GIVEN DATA:
======
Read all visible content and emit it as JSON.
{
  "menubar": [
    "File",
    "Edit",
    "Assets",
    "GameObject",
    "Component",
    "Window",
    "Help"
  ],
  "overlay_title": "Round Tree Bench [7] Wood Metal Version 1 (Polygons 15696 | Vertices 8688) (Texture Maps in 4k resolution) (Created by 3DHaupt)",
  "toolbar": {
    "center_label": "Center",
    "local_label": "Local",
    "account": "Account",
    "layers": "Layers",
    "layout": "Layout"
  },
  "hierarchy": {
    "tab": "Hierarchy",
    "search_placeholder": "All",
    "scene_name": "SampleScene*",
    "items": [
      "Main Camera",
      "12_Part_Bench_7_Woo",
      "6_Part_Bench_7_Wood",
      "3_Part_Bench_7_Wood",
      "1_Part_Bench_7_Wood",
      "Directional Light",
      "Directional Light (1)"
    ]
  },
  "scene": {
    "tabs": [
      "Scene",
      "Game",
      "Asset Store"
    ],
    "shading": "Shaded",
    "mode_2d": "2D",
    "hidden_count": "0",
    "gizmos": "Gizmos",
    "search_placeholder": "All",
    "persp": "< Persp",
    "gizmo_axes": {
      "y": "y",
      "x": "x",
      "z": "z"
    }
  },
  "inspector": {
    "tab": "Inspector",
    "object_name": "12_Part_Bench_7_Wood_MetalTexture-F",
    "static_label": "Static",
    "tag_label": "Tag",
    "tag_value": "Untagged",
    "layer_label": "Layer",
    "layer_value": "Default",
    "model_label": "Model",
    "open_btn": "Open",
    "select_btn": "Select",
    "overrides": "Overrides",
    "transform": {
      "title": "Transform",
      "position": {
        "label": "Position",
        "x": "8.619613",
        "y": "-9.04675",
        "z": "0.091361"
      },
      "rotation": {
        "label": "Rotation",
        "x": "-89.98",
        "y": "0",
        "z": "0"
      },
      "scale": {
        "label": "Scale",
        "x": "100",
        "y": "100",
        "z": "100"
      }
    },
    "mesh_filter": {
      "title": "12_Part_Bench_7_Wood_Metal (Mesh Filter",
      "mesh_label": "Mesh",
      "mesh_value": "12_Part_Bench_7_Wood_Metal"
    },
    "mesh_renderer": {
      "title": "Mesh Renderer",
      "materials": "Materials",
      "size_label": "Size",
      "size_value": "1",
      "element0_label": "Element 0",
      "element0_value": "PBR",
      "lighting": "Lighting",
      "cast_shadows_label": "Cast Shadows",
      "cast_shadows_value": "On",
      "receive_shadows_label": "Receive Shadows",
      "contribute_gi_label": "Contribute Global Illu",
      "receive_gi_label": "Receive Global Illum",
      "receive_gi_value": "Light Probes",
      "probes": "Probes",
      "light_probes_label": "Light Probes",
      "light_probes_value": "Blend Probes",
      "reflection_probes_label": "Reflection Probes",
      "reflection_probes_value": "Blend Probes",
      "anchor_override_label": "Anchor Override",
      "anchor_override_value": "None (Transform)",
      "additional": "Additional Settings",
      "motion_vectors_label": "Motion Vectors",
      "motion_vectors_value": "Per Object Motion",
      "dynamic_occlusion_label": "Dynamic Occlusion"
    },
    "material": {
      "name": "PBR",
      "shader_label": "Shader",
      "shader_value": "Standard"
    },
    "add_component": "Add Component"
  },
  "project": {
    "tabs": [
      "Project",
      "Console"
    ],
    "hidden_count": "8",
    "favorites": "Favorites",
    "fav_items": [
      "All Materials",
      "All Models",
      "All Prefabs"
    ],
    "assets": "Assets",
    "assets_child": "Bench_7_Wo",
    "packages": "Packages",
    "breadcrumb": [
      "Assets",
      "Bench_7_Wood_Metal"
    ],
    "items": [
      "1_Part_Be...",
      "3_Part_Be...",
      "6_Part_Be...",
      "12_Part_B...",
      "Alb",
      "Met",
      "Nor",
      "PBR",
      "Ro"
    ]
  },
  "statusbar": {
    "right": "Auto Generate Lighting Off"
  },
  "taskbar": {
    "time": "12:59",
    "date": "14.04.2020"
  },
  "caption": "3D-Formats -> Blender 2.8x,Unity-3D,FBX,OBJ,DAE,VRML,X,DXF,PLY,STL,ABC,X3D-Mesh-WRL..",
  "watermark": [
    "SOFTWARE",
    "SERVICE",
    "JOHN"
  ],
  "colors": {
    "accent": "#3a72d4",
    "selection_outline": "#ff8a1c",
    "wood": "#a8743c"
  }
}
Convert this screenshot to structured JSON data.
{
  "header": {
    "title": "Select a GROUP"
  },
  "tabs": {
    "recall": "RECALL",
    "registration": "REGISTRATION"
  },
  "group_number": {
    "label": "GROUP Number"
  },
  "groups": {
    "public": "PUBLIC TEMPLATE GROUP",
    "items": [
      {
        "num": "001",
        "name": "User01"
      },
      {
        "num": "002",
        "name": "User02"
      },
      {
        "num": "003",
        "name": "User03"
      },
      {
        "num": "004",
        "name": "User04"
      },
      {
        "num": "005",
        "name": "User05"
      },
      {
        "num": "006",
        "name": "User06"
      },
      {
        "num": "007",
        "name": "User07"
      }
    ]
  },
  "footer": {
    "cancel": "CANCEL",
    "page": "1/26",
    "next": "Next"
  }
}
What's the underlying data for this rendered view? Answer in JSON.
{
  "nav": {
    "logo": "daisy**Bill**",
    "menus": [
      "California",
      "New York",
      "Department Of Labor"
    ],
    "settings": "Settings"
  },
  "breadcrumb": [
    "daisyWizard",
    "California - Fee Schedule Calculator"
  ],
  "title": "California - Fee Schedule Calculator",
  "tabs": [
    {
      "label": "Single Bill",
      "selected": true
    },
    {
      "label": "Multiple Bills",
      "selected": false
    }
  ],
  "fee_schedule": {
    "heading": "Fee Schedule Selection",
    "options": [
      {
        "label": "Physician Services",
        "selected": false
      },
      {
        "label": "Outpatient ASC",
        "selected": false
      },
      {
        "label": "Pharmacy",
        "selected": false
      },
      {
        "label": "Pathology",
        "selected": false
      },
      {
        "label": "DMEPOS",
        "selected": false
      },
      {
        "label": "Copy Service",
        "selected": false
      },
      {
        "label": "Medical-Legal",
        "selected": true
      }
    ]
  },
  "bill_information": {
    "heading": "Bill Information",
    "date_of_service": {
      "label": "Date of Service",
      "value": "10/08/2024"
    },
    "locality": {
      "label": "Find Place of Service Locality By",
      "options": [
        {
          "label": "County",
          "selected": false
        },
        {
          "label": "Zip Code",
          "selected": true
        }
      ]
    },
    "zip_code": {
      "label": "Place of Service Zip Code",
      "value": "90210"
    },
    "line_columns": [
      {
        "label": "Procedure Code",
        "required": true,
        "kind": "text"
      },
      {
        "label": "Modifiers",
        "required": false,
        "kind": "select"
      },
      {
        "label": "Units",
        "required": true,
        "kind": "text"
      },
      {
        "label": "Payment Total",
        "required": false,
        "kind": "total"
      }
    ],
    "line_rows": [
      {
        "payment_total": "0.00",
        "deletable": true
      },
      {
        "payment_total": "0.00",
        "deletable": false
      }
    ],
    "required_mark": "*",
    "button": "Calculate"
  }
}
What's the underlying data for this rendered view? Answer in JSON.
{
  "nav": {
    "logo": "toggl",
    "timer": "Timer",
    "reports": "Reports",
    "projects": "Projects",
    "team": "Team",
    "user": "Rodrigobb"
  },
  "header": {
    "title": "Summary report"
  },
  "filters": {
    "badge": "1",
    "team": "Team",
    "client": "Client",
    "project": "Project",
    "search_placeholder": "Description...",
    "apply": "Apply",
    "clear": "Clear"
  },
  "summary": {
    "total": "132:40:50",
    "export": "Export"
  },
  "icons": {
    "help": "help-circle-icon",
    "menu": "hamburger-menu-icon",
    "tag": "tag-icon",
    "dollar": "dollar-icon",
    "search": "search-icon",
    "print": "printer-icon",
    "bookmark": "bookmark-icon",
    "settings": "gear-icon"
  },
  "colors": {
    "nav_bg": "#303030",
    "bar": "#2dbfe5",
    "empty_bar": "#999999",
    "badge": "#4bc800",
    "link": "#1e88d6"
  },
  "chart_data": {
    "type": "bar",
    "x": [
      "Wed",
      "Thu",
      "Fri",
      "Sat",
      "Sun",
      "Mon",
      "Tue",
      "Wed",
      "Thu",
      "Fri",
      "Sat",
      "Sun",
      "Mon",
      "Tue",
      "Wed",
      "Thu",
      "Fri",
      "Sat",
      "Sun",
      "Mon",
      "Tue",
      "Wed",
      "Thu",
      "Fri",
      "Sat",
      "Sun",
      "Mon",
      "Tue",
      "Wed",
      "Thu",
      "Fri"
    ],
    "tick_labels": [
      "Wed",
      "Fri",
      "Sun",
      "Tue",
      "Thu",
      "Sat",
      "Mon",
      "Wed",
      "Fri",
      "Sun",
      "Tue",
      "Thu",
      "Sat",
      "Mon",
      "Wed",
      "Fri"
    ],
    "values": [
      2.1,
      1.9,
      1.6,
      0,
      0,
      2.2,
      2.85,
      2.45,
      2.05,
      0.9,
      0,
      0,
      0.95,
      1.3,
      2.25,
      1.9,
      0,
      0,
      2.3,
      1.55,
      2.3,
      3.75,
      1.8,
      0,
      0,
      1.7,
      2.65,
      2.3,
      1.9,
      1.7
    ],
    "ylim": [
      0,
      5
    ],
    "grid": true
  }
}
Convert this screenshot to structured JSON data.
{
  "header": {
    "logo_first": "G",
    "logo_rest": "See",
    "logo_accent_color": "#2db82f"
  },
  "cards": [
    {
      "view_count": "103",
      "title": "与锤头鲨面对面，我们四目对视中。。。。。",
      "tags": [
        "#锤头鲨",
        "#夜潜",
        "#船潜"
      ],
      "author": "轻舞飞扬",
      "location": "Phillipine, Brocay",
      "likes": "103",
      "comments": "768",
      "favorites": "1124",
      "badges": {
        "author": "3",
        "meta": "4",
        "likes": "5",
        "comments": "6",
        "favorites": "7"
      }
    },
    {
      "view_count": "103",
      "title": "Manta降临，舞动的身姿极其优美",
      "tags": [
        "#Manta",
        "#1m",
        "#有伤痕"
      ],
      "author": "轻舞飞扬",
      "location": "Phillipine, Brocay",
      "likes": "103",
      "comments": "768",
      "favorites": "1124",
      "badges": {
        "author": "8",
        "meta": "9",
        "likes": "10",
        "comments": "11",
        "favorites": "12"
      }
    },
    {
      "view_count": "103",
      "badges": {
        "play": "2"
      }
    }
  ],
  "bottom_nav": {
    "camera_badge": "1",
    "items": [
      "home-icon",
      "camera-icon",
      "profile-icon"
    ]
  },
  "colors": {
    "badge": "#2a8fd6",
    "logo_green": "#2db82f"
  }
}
======
WHAT YOU SHOULD DO:
Copy all lines of the listing above that contain the string "comments".

WRITTEN SOLUTION:
      "comments": "768",
        "comments": "6",
      "comments": "768",
        "comments": "11",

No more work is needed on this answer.